■ **EXERCISE TASK**:
Pull each line containing "heading" out of the data and copy it.

(Data items)
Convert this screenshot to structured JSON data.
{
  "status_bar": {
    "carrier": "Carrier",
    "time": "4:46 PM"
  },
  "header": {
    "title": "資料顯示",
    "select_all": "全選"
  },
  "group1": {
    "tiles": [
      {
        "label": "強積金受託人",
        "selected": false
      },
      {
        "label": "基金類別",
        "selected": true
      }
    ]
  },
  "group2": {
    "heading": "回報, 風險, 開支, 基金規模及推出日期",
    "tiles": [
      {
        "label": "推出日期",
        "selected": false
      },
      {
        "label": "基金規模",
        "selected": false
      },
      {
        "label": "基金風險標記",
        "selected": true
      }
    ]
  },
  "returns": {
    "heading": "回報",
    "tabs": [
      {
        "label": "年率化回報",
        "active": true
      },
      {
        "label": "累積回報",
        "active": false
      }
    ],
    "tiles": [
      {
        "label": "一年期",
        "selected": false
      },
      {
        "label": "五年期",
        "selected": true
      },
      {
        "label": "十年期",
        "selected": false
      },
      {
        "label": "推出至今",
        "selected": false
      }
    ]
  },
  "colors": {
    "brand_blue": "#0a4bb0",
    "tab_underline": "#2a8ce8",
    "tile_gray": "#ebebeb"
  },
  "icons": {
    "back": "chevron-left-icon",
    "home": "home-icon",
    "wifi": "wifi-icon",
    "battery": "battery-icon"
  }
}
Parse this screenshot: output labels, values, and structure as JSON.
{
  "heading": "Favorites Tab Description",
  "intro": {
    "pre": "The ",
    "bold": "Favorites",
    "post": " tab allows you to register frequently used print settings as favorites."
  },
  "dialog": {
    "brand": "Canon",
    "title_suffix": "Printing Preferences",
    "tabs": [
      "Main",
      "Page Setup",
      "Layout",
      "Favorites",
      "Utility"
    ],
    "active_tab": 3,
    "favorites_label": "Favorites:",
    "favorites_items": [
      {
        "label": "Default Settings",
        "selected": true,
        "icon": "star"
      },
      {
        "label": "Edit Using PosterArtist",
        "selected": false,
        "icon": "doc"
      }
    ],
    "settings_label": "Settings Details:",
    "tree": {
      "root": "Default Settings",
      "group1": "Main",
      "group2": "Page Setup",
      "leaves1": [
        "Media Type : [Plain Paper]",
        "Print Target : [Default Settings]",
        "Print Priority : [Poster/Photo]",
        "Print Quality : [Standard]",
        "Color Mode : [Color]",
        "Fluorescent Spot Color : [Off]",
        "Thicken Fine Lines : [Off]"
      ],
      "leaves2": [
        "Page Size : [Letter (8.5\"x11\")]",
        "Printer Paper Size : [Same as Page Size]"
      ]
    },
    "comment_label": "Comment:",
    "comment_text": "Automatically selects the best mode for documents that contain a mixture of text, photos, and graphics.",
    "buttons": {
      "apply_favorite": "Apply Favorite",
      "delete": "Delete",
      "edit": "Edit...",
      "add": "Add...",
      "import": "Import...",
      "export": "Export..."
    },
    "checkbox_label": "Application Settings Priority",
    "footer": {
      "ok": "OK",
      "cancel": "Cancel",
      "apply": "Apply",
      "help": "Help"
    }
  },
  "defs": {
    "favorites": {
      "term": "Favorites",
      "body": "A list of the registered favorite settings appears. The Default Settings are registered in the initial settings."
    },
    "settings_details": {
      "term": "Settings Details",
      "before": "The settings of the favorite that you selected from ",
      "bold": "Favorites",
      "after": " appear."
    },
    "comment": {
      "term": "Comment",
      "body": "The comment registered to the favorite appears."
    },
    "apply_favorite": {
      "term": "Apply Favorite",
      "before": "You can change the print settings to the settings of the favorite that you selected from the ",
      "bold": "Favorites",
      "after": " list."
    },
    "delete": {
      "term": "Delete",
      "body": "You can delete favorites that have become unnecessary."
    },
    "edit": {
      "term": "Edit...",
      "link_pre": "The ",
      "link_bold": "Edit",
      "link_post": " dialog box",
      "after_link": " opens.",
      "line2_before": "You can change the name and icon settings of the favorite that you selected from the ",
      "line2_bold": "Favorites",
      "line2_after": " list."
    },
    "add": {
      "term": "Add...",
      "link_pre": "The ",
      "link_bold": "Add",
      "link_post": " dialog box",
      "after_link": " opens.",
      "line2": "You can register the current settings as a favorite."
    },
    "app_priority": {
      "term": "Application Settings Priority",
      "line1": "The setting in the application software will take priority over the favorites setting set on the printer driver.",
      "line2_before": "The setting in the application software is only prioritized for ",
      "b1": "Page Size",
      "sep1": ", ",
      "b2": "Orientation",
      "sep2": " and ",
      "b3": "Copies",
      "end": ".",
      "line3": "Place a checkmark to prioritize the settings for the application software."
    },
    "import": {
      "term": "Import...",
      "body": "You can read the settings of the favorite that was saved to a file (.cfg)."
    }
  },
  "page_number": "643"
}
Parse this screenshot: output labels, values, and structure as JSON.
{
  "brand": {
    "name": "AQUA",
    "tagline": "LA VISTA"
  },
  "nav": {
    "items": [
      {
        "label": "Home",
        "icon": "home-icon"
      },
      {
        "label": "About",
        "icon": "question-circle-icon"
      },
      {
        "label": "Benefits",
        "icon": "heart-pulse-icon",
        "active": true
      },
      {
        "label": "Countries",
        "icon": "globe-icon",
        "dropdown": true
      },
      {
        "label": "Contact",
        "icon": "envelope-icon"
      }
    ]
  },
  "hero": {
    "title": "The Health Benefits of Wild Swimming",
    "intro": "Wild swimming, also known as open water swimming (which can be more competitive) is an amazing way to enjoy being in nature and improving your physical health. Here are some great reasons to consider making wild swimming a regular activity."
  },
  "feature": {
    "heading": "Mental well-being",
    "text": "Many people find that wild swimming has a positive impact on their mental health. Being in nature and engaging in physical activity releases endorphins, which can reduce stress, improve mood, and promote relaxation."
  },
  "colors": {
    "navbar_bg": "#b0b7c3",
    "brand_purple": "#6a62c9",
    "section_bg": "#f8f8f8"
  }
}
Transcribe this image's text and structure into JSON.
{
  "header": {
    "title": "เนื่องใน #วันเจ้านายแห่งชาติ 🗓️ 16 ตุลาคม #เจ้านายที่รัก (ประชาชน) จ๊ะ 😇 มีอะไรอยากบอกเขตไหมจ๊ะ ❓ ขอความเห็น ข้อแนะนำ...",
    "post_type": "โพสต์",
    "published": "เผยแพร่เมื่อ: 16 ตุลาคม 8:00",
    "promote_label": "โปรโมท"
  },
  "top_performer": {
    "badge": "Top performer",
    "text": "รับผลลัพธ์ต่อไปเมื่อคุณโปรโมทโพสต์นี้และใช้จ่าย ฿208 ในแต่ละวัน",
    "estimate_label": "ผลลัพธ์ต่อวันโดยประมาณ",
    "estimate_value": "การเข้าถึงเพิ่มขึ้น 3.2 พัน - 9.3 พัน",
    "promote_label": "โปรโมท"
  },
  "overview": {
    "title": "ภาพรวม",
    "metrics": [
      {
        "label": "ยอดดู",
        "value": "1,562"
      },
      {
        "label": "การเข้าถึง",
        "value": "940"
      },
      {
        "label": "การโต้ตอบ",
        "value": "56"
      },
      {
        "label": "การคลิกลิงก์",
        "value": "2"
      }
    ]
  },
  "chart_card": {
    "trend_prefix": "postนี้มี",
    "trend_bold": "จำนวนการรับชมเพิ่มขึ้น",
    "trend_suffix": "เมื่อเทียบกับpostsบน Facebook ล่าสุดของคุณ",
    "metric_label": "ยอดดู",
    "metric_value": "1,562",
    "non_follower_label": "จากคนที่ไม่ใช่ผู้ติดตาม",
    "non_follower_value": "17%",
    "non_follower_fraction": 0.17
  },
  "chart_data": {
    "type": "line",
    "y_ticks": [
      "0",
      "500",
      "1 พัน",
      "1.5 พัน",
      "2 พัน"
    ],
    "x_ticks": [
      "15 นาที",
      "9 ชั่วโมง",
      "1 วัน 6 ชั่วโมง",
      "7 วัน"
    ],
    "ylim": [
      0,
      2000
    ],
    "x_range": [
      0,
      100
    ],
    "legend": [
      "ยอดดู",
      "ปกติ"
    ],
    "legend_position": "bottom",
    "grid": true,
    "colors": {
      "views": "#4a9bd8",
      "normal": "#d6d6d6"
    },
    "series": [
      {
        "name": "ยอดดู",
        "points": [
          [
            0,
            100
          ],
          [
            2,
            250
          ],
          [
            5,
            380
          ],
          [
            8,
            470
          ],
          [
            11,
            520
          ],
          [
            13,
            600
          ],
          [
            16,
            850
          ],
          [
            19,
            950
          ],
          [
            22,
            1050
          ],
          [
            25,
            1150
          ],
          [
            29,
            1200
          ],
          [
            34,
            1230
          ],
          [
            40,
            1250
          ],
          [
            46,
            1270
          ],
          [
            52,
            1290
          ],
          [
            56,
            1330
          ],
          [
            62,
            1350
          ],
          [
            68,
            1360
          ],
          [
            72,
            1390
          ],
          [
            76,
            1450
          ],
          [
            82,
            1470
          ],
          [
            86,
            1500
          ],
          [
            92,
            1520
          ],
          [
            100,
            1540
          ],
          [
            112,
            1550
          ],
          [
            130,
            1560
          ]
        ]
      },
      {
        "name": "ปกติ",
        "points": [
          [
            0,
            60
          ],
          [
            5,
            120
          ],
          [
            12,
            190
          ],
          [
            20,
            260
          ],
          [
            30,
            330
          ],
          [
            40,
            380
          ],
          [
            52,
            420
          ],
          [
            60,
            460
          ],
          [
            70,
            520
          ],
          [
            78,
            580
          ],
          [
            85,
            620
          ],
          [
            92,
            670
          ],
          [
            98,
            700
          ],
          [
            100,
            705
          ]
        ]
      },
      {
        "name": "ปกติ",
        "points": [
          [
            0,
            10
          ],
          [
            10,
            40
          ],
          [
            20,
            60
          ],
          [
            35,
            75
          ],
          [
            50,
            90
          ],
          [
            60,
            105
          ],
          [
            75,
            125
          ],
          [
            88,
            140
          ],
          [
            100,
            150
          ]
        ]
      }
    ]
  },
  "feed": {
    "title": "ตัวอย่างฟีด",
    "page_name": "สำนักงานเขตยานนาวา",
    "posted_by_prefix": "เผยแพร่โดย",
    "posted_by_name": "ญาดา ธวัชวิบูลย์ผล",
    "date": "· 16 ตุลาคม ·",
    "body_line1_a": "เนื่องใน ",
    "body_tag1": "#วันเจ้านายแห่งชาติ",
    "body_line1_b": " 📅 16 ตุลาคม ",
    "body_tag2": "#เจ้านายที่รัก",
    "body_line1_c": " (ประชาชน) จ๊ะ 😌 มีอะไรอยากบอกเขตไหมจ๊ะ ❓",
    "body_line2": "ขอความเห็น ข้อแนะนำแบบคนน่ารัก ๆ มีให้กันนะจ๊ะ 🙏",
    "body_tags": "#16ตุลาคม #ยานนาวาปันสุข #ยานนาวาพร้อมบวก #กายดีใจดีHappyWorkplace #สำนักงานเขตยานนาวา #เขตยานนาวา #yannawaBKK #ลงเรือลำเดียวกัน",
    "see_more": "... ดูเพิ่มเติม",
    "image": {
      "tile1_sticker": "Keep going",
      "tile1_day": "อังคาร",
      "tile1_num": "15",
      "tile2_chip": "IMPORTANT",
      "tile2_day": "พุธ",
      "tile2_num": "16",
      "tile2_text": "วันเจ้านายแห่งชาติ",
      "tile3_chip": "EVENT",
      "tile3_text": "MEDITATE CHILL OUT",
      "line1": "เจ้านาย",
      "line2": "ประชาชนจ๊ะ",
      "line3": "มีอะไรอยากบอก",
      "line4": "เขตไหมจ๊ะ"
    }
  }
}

■ **RESULT FOR THIS TASK**:
    "heading": "回報, 風險, 開支, 基金規模及推出日期",
    "heading": "回報",
  "heading": "Favorites Tab Description",
    "heading": "Mental well-being",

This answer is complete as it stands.